- _Task requirements_: Gather each line in the entries that includes the string "sinh".

(begin)

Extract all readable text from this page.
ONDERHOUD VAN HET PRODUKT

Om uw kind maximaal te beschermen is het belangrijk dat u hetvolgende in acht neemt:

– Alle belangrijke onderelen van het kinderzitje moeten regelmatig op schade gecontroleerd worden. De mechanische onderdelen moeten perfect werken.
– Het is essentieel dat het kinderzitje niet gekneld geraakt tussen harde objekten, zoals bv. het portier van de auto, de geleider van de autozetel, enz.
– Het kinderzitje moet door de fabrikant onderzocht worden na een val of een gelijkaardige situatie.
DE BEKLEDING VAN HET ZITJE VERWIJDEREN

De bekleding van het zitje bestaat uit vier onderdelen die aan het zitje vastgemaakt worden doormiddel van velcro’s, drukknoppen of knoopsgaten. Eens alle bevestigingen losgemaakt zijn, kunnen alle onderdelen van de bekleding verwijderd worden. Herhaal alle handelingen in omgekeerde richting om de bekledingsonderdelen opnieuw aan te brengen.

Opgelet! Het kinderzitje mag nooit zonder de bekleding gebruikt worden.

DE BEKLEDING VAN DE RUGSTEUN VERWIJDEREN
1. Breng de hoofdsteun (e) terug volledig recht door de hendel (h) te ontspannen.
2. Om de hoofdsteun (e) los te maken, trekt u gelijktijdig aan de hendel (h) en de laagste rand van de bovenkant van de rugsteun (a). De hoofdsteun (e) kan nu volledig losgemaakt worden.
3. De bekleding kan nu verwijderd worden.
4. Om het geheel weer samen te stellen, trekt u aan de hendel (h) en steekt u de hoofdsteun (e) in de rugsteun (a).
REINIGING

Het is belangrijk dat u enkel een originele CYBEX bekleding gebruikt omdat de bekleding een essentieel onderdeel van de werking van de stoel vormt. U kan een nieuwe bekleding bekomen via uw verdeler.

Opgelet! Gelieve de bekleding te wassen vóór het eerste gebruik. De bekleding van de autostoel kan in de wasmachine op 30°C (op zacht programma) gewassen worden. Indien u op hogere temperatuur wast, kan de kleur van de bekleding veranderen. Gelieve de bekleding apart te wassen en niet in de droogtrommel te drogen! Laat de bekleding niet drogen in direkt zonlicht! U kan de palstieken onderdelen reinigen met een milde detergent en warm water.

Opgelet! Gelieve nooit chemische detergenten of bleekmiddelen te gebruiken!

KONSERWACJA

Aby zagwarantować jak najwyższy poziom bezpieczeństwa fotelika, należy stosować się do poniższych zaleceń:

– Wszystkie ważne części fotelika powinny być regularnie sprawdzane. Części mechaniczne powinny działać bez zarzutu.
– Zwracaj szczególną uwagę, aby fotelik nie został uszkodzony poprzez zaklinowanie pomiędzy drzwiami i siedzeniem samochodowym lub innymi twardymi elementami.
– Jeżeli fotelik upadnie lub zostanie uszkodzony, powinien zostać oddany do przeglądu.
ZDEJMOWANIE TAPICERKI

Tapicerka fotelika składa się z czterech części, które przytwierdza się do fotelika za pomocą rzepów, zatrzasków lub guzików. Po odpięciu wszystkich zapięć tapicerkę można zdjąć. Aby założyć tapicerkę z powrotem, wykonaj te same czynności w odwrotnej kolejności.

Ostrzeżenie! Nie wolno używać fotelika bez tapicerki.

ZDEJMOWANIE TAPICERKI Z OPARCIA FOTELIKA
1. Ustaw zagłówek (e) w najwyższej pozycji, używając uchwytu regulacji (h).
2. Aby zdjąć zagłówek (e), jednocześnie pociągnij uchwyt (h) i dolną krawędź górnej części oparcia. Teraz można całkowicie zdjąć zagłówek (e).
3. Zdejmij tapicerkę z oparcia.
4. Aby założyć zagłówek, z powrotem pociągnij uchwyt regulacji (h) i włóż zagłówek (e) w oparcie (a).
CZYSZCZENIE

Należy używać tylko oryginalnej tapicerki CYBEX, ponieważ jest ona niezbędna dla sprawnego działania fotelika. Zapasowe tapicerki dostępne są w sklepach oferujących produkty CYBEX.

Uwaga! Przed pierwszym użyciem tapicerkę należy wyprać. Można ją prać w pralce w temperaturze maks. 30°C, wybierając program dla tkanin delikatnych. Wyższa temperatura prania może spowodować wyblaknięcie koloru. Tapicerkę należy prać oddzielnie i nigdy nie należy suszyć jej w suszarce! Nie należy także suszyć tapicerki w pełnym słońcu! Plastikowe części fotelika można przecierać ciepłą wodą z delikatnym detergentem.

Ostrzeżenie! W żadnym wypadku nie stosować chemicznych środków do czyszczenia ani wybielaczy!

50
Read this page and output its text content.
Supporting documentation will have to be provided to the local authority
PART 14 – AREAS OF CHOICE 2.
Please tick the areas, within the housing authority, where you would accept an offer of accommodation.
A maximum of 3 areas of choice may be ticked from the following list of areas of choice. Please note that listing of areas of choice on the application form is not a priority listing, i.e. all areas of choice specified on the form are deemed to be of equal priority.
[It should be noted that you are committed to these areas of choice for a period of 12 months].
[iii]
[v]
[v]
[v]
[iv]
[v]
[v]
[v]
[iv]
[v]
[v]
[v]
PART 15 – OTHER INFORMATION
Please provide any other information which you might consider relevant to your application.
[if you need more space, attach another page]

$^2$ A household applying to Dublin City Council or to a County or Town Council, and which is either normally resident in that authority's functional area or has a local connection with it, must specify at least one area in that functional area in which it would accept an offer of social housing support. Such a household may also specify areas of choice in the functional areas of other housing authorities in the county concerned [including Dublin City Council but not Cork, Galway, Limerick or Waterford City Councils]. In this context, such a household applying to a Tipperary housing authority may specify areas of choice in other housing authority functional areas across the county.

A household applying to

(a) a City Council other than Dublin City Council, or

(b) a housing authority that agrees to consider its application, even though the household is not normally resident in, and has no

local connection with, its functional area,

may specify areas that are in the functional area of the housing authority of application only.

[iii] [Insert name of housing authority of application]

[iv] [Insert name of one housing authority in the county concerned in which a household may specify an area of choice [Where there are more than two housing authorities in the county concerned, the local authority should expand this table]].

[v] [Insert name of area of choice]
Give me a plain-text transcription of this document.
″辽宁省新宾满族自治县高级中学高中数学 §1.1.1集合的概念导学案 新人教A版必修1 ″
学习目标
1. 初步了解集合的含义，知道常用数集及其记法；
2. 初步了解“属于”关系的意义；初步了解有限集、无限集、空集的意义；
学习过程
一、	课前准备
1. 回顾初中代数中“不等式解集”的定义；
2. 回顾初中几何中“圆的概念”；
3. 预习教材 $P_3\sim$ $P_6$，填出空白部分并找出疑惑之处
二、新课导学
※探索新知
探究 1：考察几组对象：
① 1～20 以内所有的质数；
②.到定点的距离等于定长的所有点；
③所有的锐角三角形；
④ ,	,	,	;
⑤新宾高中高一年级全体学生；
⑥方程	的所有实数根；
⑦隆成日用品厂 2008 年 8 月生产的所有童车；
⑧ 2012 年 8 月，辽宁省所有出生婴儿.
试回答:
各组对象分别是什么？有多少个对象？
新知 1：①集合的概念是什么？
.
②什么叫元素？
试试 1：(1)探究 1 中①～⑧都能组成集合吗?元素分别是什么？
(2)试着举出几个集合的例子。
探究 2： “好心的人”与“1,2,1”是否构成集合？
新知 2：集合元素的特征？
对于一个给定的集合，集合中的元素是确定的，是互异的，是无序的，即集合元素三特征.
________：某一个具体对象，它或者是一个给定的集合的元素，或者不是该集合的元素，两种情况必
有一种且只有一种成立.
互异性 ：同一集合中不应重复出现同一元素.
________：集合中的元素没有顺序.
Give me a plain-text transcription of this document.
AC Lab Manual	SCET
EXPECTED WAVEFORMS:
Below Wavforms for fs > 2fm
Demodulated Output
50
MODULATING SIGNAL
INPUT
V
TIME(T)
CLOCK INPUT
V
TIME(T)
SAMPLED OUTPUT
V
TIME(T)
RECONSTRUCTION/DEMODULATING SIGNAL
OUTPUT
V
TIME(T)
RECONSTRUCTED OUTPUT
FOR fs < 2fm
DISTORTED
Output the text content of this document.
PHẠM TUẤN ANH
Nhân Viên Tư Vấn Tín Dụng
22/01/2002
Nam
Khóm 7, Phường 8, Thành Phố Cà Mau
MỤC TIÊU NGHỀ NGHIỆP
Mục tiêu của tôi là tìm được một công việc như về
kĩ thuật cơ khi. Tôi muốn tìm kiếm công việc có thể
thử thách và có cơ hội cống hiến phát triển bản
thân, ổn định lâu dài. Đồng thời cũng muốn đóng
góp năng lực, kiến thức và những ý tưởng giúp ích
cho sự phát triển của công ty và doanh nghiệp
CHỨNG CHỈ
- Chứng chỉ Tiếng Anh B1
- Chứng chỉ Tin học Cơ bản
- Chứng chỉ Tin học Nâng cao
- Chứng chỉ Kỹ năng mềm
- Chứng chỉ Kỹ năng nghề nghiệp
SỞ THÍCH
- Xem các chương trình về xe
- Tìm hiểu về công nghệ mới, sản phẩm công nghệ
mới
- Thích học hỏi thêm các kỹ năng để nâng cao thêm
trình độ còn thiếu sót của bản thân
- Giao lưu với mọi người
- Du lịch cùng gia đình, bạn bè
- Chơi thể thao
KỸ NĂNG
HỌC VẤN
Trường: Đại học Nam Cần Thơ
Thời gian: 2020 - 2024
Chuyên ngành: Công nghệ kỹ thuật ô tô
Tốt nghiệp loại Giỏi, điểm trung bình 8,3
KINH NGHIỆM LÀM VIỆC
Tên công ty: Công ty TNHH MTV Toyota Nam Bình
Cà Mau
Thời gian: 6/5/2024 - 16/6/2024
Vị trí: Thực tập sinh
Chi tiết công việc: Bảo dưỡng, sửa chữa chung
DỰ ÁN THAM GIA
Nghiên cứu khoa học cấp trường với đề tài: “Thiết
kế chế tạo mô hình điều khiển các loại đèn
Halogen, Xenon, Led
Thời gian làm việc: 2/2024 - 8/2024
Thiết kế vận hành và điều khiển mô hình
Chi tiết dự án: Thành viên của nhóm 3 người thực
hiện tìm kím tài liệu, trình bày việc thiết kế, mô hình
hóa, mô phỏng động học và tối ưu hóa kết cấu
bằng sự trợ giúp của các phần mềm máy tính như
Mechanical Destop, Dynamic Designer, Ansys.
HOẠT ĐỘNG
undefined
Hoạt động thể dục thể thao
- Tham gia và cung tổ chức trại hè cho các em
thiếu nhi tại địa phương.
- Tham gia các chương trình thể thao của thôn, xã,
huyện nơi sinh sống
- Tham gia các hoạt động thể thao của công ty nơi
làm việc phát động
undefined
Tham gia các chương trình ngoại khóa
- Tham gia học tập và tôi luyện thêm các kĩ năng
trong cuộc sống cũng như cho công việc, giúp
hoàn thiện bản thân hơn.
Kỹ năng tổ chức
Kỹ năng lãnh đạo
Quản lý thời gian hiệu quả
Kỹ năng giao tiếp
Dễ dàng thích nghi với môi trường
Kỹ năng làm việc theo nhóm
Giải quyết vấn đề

(end)

- _Reply to the task_:
Vị trí: Thực tập sinh
huyện nơi sinh sống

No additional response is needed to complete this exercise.